Can you write out all the lines word for word, with no pictures?

#####

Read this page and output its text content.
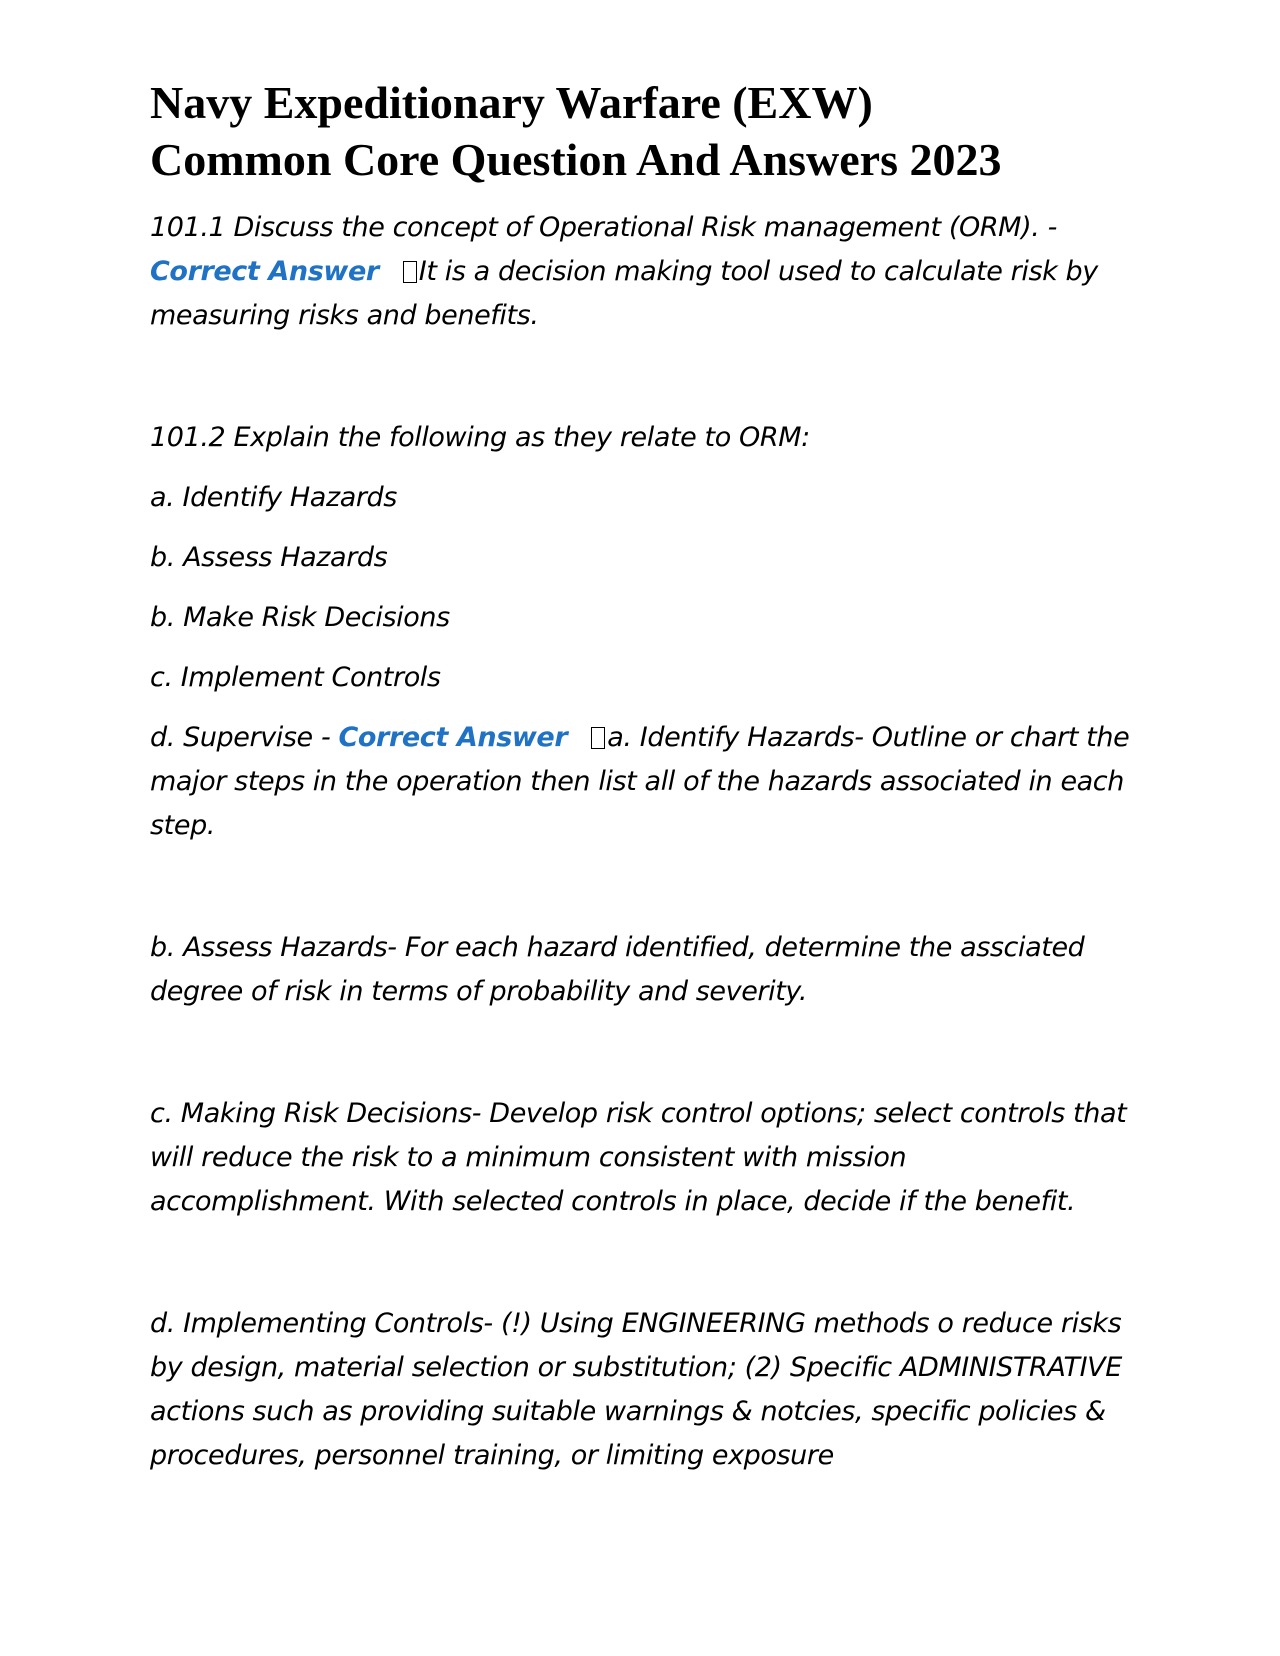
Navy Expeditionary Warfare (EXW)
Common Core Question And Answers 2023

101.1 Discuss the concept of Operational Risk management (ORM). - Correct Answer It is a decision making tool used to calculate risk by measuring risks and benefits.

101.2 Explain the following as they relate to ORM:

a. Identify Hazards

b. Assess Hazards

b. Make Risk Decisions

c. Implement Controls

d. Supervise - Correct Answer a. Identify Hazards- Outline or chart the major steps in the operation then list all of the hazards associated in each step.

b. Assess Hazards- For each hazard identified, determine the assciated degree of risk in terms of probability and severity.

c. Making Risk Decisions- Develop risk control options; select controls that will reduce the risk to a minimum consistent with mission accomplishment. With selected controls in place, decide if the benefit.

d. Implementing Controls- (!) Using ENGINEERING methods o reduce risks by design, material selection or substitution; (2) Specific ADMINISTRATIVE actions such as providing suitable warnings & notcies, specific policies & procedures, personnel training, or limiting exposure
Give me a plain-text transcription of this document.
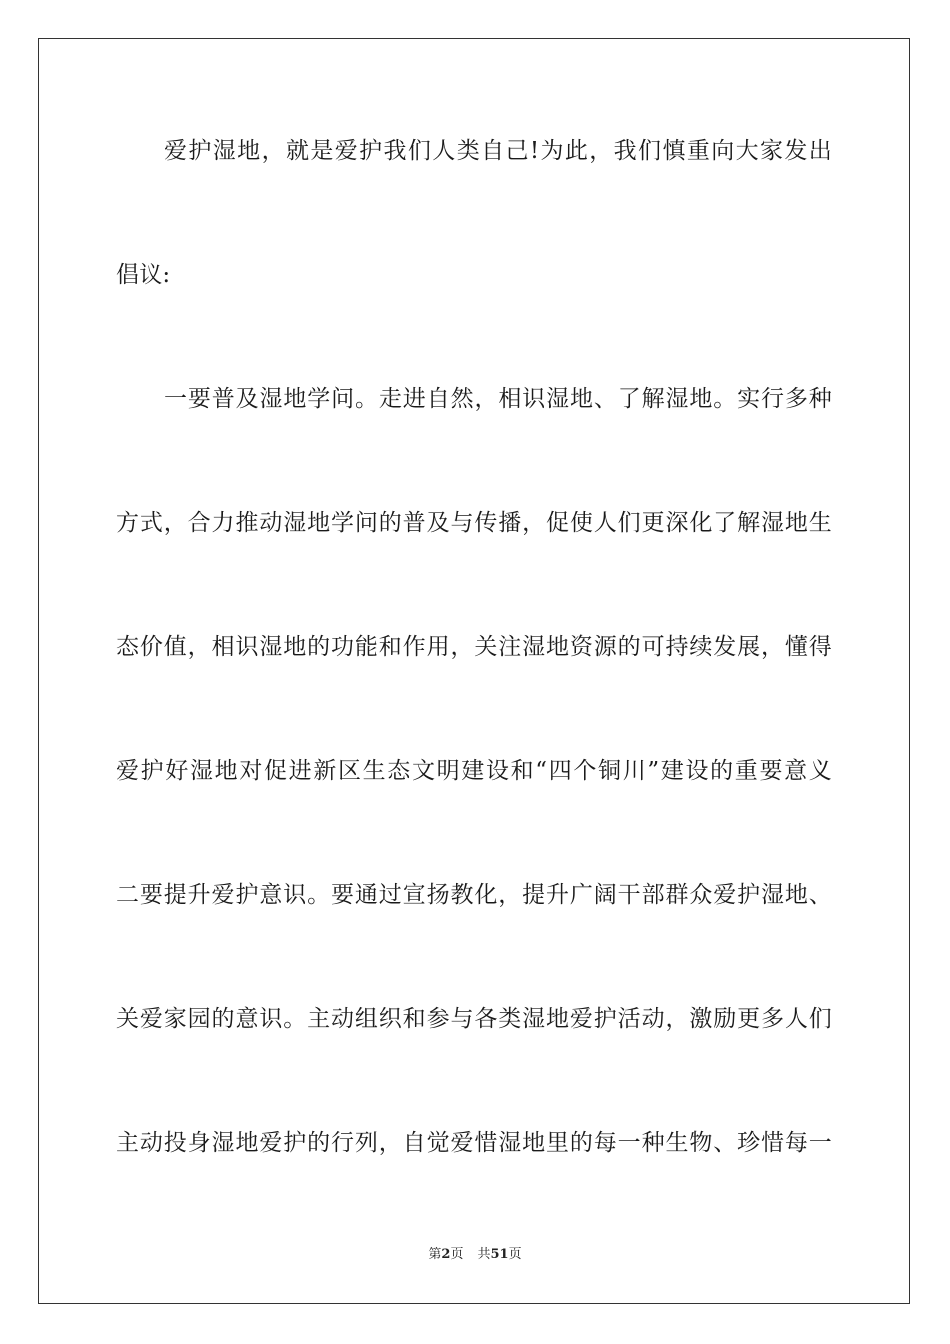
爱护湿地，就是爱护我们人类自己!为此，我们慎重向大家发出
倡议:
一要普及湿地学问。走进自然，相识湿地、了解湿地。实行多种
方式，合力推动湿地学问的普及与传播，促使人们更深化了解湿地生
态价值，相识湿地的功能和作用，关注湿地资源的可持续发展，懂得
爱护好湿地对促进新区生态文明建设和“四个铜川”建设的重要意义
二要提升爱护意识。要通过宣扬教化，提升广阔干部群众爱护湿地、
关爱家园的意识。主动组织和参与各类湿地爱护活动，激励更多人们
主动投身湿地爱护的行列，自觉爱惜湿地里的每一种生物、珍惜每一
第2页 共51页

#####

# Full response:
Read this page and output its text content.
Navy Expeditionary Warfare (EXW)
Common Core Question And Answers 2023

101.1 Discuss the concept of Operational Risk management (ORM). - Correct Answer It is a decision making tool used to calculate risk by measuring risks and benefits.

101.2 Explain the following as they relate to ORM:

a. Identify Hazards

b. Assess Hazards

b. Make Risk Decisions

c. Implement Controls

d. Supervise - Correct Answer a. Identify Hazards- Outline or chart the major steps in the operation then list all of the hazards associated in each step.

b. Assess Hazards- For each hazard identified, determine the assciated degree of risk in terms of probability and severity.

c. Making Risk Decisions- Develop risk control options; select controls that will reduce the risk to a minimum consistent with mission accomplishment. With selected controls in place, decide if the benefit.

d. Implementing Controls- (!) Using ENGINEERING methods o reduce risks by design, material selection or substitution; (2) Specific ADMINISTRATIVE actions such as providing suitable warnings & notcies, specific policies & procedures, personnel training, or limiting exposure
Give me a plain-text transcription of this document.
爱护湿地，就是爱护我们人类自己!为此，我们慎重向大家发出
倡议:
一要普及湿地学问。走进自然，相识湿地、了解湿地。实行多种
方式，合力推动湿地学问的普及与传播，促使人们更深化了解湿地生
态价值，相识湿地的功能和作用，关注湿地资源的可持续发展，懂得
爱护好湿地对促进新区生态文明建设和“四个铜川”建设的重要意义
二要提升爱护意识。要通过宣扬教化，提升广阔干部群众爱护湿地、
关爱家园的意识。主动组织和参与各类湿地爱护活动，激励更多人们
主动投身湿地爱护的行列，自觉爱惜湿地里的每一种生物、珍惜每一
第2页 共51页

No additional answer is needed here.